◆ Set problem: State the number of lines, and only that number, in which the word "EURUSD" appears.

◆ Record list:
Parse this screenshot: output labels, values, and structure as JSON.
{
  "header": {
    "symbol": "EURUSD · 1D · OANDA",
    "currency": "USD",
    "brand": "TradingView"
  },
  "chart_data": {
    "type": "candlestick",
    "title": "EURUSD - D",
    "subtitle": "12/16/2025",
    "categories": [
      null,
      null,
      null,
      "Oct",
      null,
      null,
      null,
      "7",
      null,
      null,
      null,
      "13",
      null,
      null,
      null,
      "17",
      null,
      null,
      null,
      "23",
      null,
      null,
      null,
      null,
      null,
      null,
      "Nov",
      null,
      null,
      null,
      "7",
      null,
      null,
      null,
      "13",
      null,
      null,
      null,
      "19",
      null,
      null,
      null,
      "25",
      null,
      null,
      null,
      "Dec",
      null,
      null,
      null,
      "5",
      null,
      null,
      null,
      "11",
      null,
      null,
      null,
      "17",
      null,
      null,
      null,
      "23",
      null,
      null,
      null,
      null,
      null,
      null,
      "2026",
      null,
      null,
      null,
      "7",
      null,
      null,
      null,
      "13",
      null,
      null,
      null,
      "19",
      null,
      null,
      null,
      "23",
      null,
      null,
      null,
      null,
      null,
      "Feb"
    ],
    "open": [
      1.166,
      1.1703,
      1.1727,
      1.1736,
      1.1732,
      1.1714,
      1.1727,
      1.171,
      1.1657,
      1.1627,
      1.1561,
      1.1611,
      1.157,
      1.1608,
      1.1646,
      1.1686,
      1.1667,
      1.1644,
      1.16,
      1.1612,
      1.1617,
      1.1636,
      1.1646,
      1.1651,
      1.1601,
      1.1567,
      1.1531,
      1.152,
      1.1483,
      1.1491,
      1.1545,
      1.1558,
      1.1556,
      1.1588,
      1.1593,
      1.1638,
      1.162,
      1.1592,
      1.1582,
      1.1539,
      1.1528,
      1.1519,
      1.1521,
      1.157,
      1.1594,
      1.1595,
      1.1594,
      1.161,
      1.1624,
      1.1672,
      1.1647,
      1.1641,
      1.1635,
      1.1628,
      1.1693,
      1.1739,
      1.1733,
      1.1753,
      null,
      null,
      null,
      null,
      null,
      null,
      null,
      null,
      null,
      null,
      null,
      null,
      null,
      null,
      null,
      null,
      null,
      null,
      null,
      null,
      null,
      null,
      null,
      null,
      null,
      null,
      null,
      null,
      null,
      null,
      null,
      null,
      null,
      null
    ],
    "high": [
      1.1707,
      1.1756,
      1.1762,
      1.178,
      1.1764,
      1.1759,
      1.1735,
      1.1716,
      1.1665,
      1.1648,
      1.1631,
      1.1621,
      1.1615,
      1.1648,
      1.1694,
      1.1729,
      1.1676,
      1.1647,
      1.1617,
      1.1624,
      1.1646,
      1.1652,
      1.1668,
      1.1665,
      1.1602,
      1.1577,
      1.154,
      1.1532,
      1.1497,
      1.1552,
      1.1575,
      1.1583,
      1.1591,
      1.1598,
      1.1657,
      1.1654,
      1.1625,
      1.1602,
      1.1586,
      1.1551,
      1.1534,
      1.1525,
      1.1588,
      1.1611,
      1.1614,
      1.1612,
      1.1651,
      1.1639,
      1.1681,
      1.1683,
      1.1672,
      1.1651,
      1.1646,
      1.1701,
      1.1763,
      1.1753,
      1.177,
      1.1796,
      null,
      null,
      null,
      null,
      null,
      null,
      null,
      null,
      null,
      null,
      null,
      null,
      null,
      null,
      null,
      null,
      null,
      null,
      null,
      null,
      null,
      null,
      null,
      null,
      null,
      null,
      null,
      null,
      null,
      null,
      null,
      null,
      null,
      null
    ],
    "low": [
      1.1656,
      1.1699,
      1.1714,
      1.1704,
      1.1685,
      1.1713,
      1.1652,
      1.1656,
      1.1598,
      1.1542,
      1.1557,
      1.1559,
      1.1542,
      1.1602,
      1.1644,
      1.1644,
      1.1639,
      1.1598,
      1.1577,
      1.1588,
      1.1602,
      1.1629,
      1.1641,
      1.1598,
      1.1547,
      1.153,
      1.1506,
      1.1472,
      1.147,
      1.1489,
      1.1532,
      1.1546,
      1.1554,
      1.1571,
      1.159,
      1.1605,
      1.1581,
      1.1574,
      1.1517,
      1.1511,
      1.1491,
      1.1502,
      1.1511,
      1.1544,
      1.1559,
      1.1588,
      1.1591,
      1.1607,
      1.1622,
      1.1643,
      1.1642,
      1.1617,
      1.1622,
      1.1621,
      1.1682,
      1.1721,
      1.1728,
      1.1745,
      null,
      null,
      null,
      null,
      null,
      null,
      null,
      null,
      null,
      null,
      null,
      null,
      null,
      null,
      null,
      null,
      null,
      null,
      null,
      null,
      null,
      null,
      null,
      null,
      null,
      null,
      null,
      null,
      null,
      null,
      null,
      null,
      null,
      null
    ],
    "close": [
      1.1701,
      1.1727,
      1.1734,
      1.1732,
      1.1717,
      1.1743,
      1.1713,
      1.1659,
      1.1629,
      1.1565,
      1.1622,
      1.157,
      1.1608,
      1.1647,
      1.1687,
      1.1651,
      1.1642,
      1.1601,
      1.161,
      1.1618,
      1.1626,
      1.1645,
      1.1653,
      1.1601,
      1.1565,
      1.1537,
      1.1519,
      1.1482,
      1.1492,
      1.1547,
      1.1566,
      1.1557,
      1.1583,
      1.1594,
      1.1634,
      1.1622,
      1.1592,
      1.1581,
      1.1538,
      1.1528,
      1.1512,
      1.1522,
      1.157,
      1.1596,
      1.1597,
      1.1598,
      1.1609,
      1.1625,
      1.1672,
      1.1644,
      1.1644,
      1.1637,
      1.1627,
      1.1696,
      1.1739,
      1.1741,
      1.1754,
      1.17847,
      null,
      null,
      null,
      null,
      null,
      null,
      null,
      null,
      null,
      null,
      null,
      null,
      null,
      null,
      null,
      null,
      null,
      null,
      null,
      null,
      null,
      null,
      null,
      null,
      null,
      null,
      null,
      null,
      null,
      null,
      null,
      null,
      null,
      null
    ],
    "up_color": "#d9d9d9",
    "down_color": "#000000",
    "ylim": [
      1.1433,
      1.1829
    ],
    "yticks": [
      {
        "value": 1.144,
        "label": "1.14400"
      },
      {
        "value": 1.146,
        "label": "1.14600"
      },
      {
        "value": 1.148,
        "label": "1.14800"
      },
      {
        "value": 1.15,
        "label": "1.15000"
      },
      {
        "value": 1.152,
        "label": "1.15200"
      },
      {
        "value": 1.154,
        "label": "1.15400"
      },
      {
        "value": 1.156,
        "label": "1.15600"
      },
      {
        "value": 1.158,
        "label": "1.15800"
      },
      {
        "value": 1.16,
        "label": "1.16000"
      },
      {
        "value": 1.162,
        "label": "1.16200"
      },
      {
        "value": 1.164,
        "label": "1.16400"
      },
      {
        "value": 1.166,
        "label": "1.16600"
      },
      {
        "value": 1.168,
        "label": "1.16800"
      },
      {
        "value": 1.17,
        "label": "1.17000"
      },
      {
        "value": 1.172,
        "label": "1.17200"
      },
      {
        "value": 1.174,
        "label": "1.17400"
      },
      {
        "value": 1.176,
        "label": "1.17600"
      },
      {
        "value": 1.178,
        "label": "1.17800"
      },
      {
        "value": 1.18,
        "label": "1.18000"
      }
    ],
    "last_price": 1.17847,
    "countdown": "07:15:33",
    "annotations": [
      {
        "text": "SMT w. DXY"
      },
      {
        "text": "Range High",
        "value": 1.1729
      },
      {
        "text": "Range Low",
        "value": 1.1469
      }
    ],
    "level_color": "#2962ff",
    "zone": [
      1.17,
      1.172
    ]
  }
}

◆ Complete output: 2